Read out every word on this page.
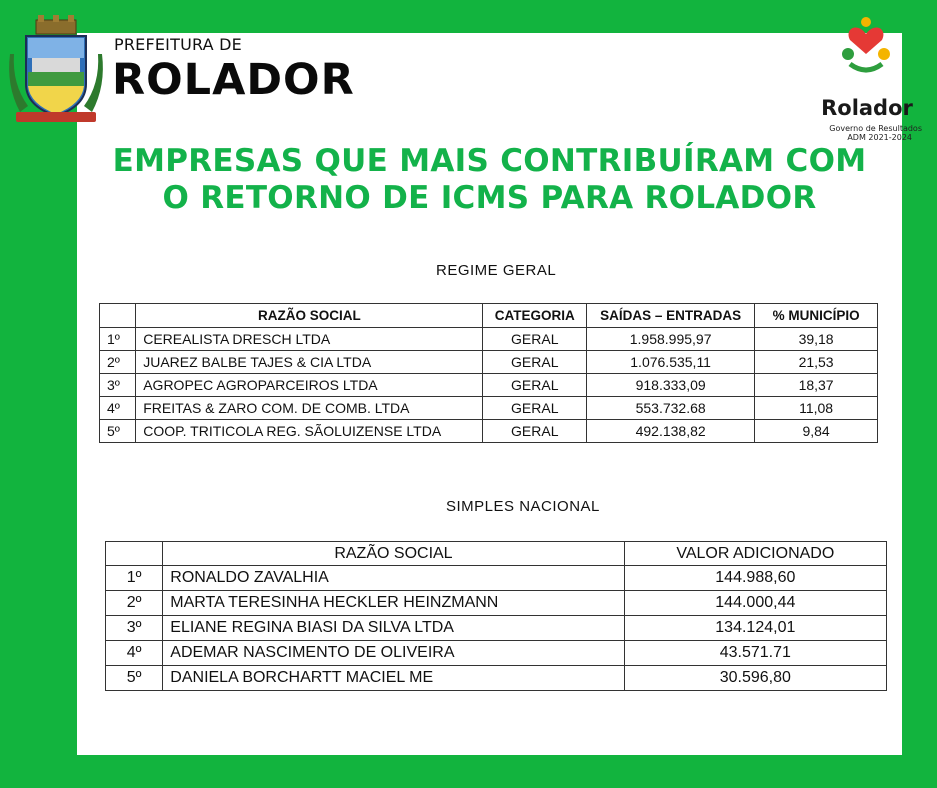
PREFEITURA DE
ROLADOR
Rolador
Governo de Resultados
ADM 2021-2024
EMPRESAS QUE MAIS CONTRIBUÍRAM COM
O RETORNO DE ICMS PARA ROLADOR
REGIME GERAL
	RAZÃO SOCIAL	CATEGORIA	SAÍDAS – ENTRADAS	% MUNICÍPIO
1º	CEREALISTA DRESCH LTDA	GERAL	1.958.995,97	39,18
2º	JUAREZ BALBE TAJES & CIA LTDA	GERAL	1.076.535,11	21,53
3º	AGROPEC AGROPARCEIROS LTDA	GERAL	918.333,09	18,37
4º	FREITAS & ZARO COM. DE COMB. LTDA	GERAL	553.732.68	11,08
5º	COOP. TRITICOLA REG. SÃOLUIZENSE LTDA	GERAL	492.138,82	9,84
SIMPLES NACIONAL
	RAZÃO SOCIAL	VALOR ADICIONADO
1º	RONALDO ZAVALHIA	144.988,60
2º	MARTA TERESINHA HECKLER HEINZMANN	144.000,44
3º	ELIANE REGINA BIASI DA SILVA LTDA	134.124,01
4º	ADEMAR NASCIMENTO DE OLIVEIRA	43.571.71
5º	DANIELA BORCHARTT MACIEL ME	30.596,80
----
== SET EXERCISE ==
Repeat each entry precisely as it appears. Leave the pictures out.

== FULL SOLUTION ==
Read out every word on this page.
PREFEITURA DE
ROLADOR
Rolador
Governo de Resultados
ADM 2021-2024
EMPRESAS QUE MAIS CONTRIBUÍRAM COM
O RETORNO DE ICMS PARA ROLADOR
REGIME GERAL
	RAZÃO SOCIAL	CATEGORIA	SAÍDAS – ENTRADAS	% MUNICÍPIO
1º	CEREALISTA DRESCH LTDA	GERAL	1.958.995,97	39,18
2º	JUAREZ BALBE TAJES & CIA LTDA	GERAL	1.076.535,11	21,53
3º	AGROPEC AGROPARCEIROS LTDA	GERAL	918.333,09	18,37
4º	FREITAS & ZARO COM. DE COMB. LTDA	GERAL	553.732.68	11,08
5º	COOP. TRITICOLA REG. SÃOLUIZENSE LTDA	GERAL	492.138,82	9,84
SIMPLES NACIONAL
	RAZÃO SOCIAL	VALOR ADICIONADO
1º	RONALDO ZAVALHIA	144.988,60
2º	MARTA TERESINHA HECKLER HEINZMANN	144.000,44
3º	ELIANE REGINA BIASI DA SILVA LTDA	134.124,01
4º	ADEMAR NASCIMENTO DE OLIVEIRA	43.571.71
5º	DANIELA BORCHARTT MACIEL ME	30.596,80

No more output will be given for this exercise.